◆ **EXERCISE PROMPT**:
Reproduce exactly the entries from the "Read the values" line to the end. Skip all pictures.

[Chart and figure data]
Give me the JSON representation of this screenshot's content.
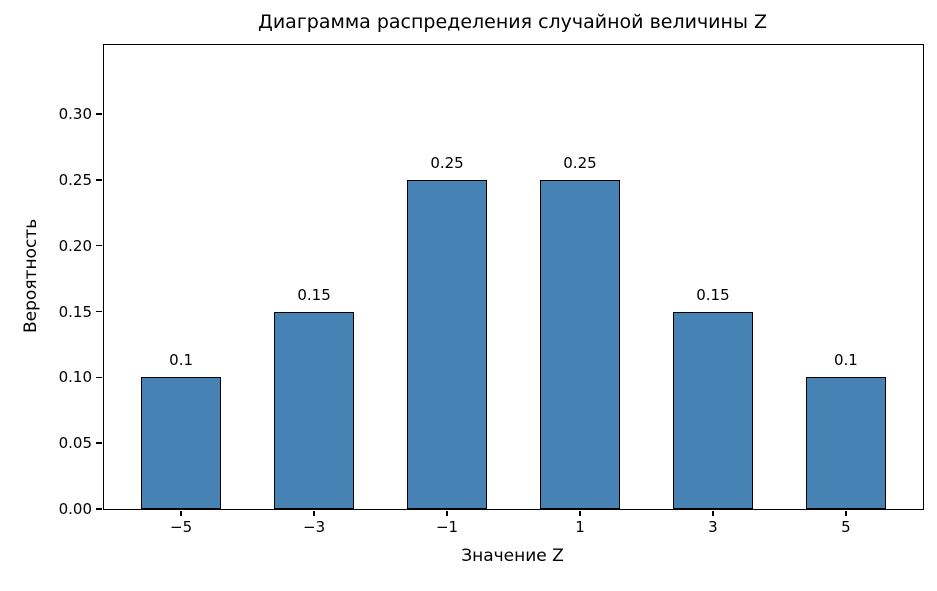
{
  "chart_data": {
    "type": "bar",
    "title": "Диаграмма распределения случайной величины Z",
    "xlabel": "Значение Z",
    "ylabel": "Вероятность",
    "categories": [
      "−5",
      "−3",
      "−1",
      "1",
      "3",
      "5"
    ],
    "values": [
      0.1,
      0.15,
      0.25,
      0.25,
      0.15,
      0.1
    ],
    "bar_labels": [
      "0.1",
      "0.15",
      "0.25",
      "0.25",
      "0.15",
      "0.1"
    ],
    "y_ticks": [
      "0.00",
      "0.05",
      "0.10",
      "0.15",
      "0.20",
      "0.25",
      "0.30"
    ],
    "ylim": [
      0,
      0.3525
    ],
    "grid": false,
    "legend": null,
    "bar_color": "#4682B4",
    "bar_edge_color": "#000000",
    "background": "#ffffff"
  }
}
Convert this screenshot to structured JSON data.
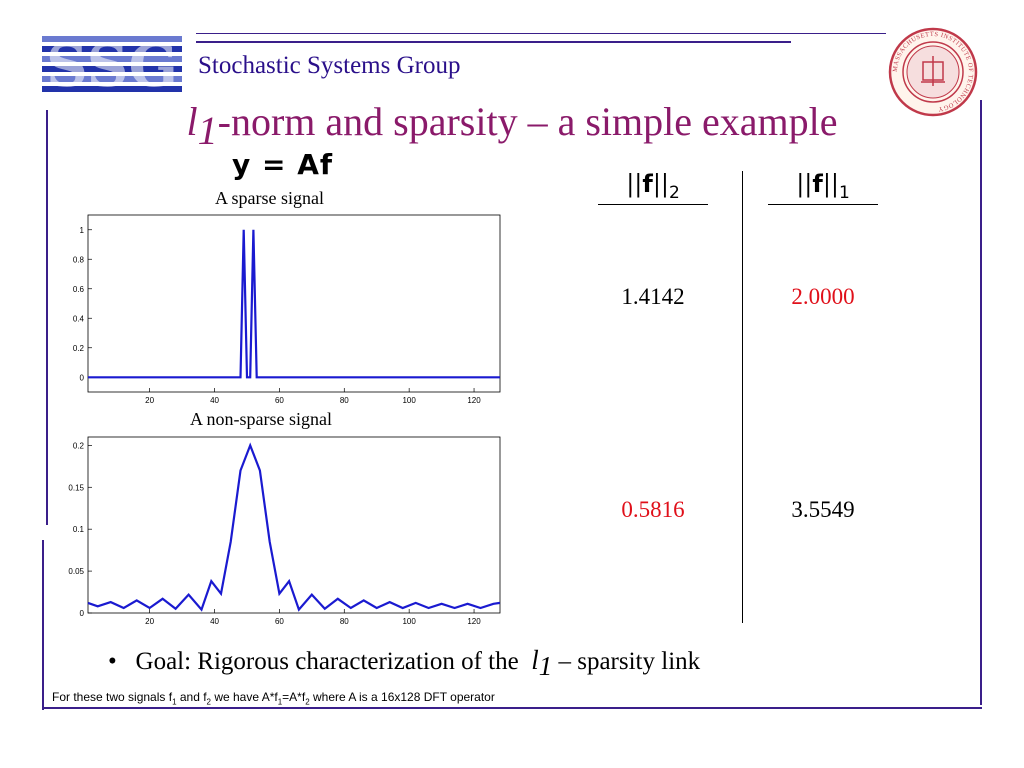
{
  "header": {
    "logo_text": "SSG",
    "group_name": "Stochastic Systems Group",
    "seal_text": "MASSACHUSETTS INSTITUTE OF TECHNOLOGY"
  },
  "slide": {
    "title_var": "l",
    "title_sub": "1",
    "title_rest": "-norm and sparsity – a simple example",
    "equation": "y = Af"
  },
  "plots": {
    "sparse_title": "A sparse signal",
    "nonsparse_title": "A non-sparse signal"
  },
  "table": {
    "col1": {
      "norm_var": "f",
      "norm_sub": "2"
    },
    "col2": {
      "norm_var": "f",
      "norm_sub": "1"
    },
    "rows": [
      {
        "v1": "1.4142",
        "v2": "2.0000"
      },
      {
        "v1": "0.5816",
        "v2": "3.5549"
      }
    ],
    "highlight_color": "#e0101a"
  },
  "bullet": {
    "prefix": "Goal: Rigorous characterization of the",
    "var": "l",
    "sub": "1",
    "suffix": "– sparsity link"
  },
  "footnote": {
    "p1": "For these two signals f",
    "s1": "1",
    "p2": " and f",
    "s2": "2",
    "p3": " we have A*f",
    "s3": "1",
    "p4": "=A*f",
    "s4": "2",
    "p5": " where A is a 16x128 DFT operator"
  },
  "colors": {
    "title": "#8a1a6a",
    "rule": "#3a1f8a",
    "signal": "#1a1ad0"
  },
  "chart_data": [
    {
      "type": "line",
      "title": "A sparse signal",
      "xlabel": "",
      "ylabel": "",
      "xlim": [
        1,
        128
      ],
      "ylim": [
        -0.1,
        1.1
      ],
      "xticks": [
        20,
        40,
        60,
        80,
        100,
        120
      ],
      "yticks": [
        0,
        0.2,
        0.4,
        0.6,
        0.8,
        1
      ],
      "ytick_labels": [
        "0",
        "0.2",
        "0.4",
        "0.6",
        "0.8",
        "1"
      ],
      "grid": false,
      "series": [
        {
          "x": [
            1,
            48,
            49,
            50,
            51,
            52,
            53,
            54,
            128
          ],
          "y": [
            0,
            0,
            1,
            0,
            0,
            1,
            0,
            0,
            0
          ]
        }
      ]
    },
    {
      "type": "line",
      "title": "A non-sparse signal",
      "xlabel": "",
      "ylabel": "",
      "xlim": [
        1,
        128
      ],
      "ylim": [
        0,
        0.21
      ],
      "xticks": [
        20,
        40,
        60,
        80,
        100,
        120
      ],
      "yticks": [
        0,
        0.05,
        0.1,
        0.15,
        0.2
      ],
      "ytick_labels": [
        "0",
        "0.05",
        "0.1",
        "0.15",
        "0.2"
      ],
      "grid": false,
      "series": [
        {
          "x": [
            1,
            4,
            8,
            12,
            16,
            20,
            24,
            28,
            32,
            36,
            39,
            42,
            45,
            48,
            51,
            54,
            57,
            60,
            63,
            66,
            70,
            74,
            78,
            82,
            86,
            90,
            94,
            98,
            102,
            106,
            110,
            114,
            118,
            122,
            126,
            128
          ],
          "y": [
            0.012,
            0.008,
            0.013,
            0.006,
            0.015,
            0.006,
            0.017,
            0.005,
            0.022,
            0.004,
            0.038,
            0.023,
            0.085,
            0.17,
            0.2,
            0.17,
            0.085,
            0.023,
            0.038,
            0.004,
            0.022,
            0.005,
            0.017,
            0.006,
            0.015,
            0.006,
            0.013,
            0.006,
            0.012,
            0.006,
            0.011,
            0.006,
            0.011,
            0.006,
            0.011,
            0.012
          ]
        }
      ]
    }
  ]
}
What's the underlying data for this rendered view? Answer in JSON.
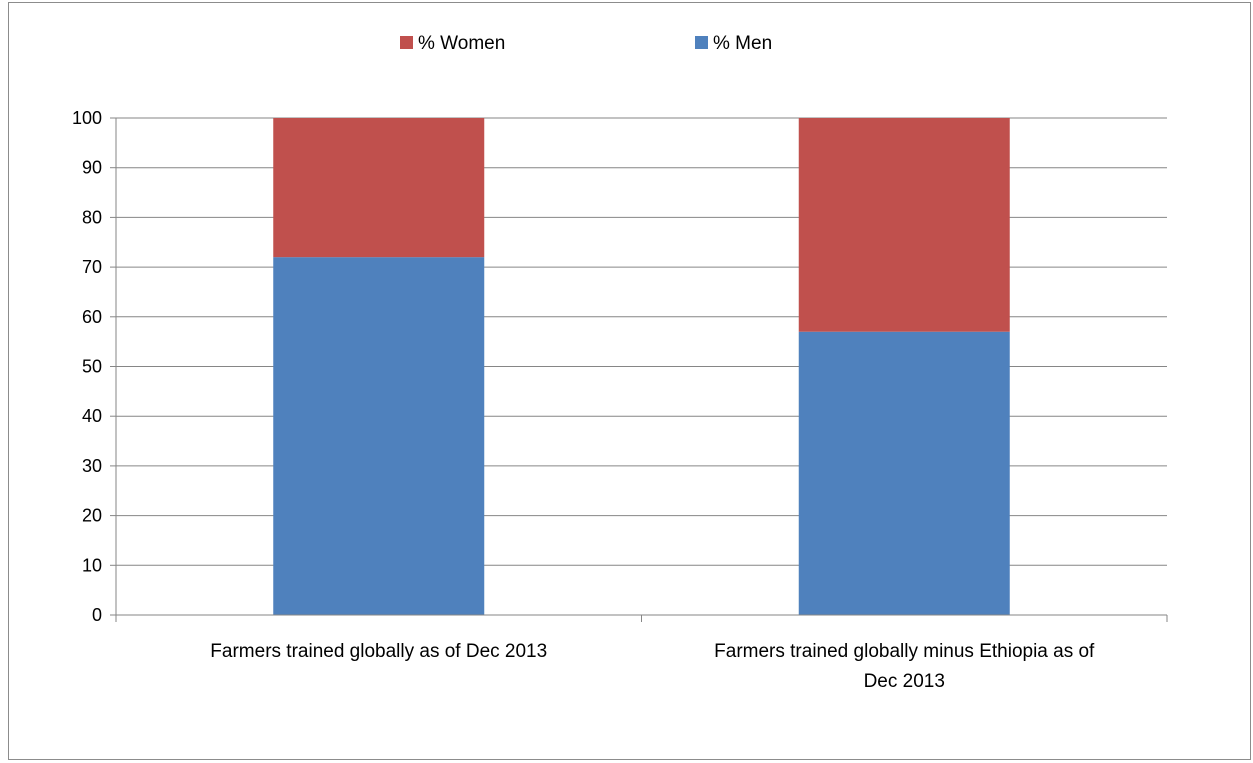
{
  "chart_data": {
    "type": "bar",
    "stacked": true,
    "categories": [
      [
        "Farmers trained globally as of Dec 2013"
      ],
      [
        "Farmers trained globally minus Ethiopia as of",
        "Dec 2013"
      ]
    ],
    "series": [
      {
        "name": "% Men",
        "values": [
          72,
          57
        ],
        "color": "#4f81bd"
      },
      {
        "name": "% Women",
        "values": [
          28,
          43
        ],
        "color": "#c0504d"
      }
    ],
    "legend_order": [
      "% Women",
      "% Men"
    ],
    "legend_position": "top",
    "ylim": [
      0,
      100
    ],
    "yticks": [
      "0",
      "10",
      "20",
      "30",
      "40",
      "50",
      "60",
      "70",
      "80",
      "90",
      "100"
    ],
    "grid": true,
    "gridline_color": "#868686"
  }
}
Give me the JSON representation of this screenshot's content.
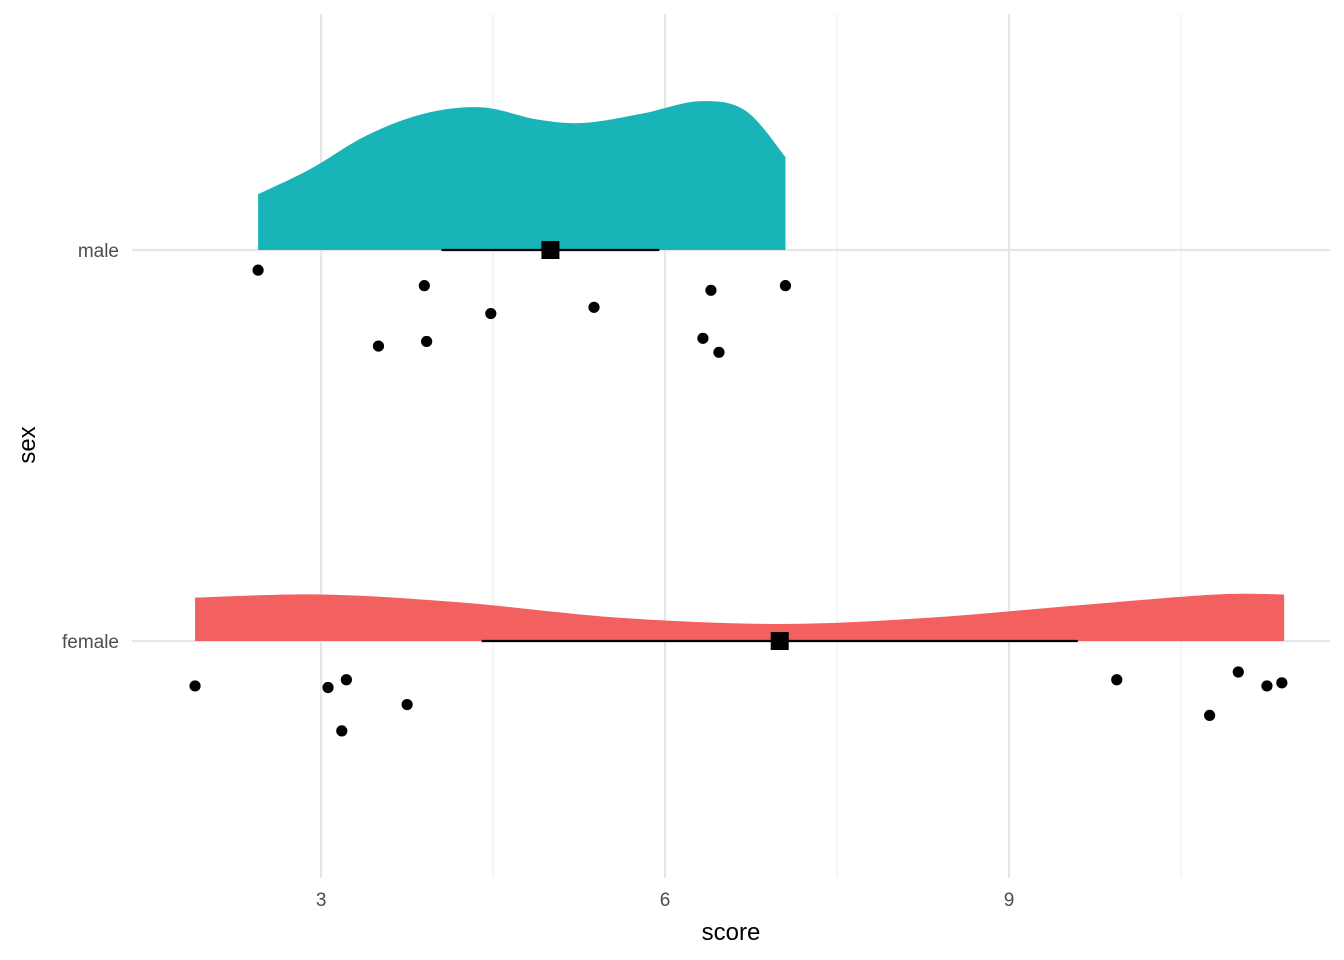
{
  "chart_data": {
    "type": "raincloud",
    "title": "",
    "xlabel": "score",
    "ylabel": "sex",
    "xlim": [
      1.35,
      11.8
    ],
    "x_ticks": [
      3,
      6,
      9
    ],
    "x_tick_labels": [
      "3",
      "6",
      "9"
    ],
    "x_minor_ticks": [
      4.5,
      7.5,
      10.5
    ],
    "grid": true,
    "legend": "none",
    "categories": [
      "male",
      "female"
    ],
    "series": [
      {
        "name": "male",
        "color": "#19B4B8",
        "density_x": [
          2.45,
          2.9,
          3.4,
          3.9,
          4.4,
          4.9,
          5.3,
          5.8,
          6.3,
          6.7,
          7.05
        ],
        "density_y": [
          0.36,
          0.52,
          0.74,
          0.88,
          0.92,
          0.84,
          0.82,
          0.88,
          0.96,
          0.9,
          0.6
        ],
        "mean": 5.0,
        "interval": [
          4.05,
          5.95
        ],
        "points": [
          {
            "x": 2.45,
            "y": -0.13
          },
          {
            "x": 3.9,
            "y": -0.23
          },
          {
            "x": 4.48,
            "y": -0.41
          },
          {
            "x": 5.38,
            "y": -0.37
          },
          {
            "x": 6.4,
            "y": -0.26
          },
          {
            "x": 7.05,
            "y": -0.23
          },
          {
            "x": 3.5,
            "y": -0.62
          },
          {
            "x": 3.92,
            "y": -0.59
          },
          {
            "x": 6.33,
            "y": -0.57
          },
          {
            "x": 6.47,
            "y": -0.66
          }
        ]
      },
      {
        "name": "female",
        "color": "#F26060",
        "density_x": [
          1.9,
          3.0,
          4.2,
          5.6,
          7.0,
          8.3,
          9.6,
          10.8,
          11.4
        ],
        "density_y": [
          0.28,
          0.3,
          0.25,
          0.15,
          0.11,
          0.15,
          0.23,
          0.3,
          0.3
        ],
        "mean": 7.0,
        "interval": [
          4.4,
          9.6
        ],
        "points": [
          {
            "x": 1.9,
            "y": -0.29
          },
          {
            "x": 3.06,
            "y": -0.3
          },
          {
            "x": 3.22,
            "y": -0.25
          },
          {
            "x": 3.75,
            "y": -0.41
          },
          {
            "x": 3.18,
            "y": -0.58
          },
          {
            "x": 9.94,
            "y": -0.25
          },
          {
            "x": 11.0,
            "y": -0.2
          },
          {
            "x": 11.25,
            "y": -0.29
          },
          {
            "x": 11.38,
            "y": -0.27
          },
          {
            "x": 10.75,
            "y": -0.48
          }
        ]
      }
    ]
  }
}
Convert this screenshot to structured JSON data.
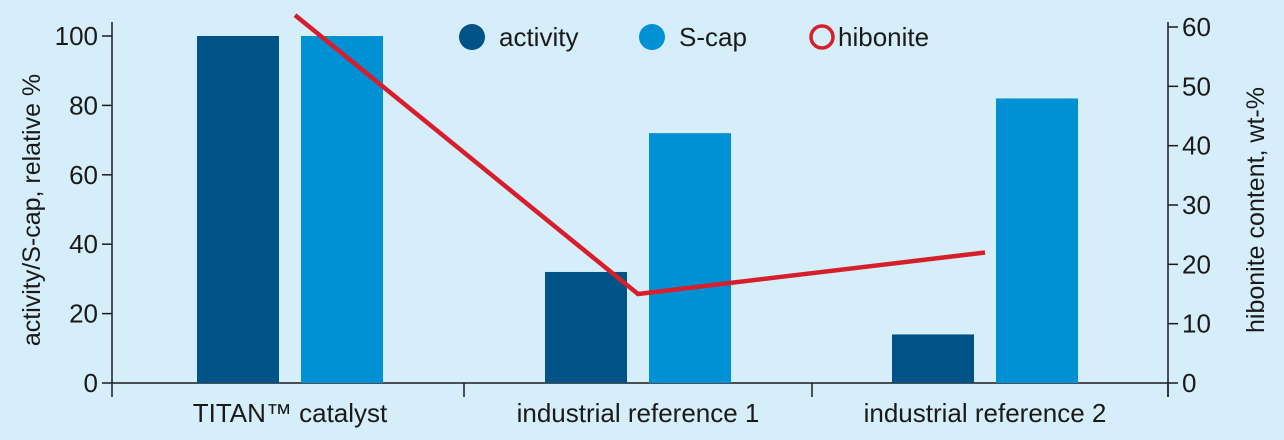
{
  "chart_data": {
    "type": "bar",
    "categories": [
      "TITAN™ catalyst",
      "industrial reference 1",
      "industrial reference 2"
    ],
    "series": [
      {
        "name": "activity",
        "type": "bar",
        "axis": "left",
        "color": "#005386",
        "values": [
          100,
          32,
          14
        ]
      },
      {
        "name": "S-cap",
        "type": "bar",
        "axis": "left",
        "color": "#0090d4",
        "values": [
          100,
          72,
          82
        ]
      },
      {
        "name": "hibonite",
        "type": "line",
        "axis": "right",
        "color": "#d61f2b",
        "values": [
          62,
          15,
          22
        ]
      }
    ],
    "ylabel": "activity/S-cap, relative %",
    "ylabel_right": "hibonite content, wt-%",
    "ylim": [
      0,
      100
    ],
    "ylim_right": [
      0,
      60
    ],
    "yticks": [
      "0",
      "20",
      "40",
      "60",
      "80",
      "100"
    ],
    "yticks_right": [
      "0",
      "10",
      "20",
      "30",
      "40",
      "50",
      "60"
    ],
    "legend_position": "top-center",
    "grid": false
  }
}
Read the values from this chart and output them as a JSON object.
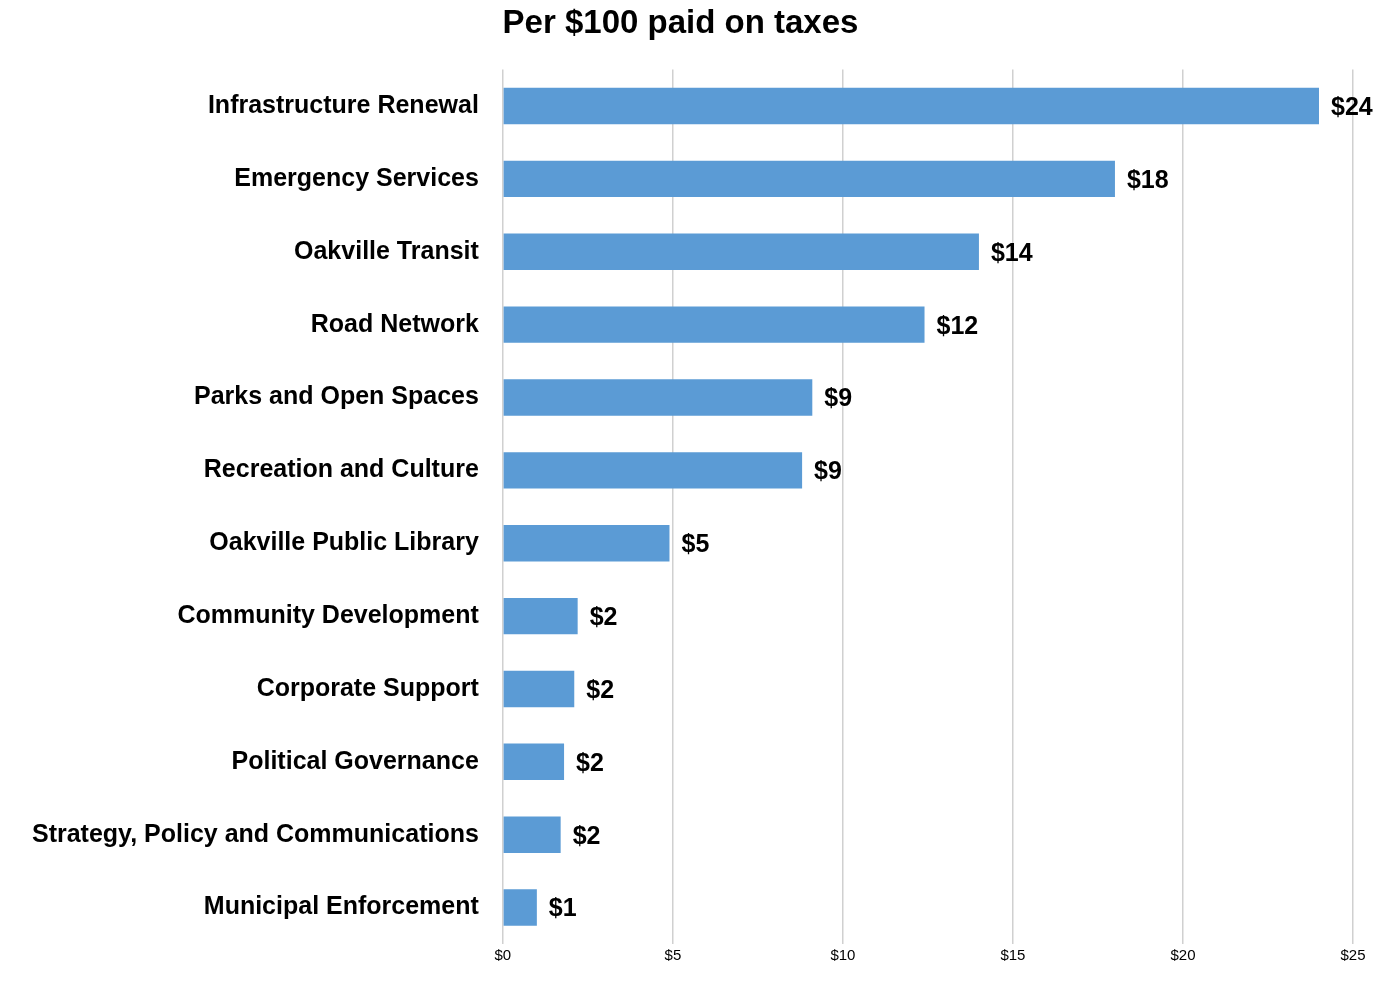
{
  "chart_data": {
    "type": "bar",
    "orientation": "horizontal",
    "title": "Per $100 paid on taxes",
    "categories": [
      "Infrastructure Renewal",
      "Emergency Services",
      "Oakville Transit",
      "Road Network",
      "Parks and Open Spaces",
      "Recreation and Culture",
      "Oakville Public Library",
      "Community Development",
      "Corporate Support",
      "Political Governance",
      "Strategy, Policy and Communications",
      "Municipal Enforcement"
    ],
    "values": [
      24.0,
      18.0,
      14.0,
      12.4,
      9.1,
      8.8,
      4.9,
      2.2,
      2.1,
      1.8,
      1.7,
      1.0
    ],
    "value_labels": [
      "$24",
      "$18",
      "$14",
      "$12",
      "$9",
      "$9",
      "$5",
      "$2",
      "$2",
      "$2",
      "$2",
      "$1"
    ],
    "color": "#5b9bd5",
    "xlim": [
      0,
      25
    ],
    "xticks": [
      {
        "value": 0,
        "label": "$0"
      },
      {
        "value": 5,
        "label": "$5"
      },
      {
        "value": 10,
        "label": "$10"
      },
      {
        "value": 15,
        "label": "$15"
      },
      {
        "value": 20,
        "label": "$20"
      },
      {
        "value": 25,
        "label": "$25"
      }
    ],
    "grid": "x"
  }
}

◆ **TASK SOLUTION**:
Read the values from this chart and output them as a JSON object.
{
  "chart_data": {
    "type": "bar",
    "orientation": "horizontal",
    "title": "Per $100 paid on taxes",
    "categories": [
      "Infrastructure Renewal",
      "Emergency Services",
      "Oakville Transit",
      "Road Network",
      "Parks and Open Spaces",
      "Recreation and Culture",
      "Oakville Public Library",
      "Community Development",
      "Corporate Support",
      "Political Governance",
      "Strategy, Policy and Communications",
      "Municipal Enforcement"
    ],
    "values": [
      24.0,
      18.0,
      14.0,
      12.4,
      9.1,
      8.8,
      4.9,
      2.2,
      2.1,
      1.8,
      1.7,
      1.0
    ],
    "value_labels": [
      "$24",
      "$18",
      "$14",
      "$12",
      "$9",
      "$9",
      "$5",
      "$2",
      "$2",
      "$2",
      "$2",
      "$1"
    ],
    "color": "#5b9bd5",
    "xlim": [
      0,
      25
    ],
    "xticks": [
      {
        "value": 0,
        "label": "$0"
      },
      {
        "value": 5,
        "label": "$5"
      },
      {
        "value": 10,
        "label": "$10"
      },
      {
        "value": 15,
        "label": "$15"
      },
      {
        "value": 20,
        "label": "$20"
      },
      {
        "value": 25,
        "label": "$25"
      }
    ],
    "grid": "x"
  }
}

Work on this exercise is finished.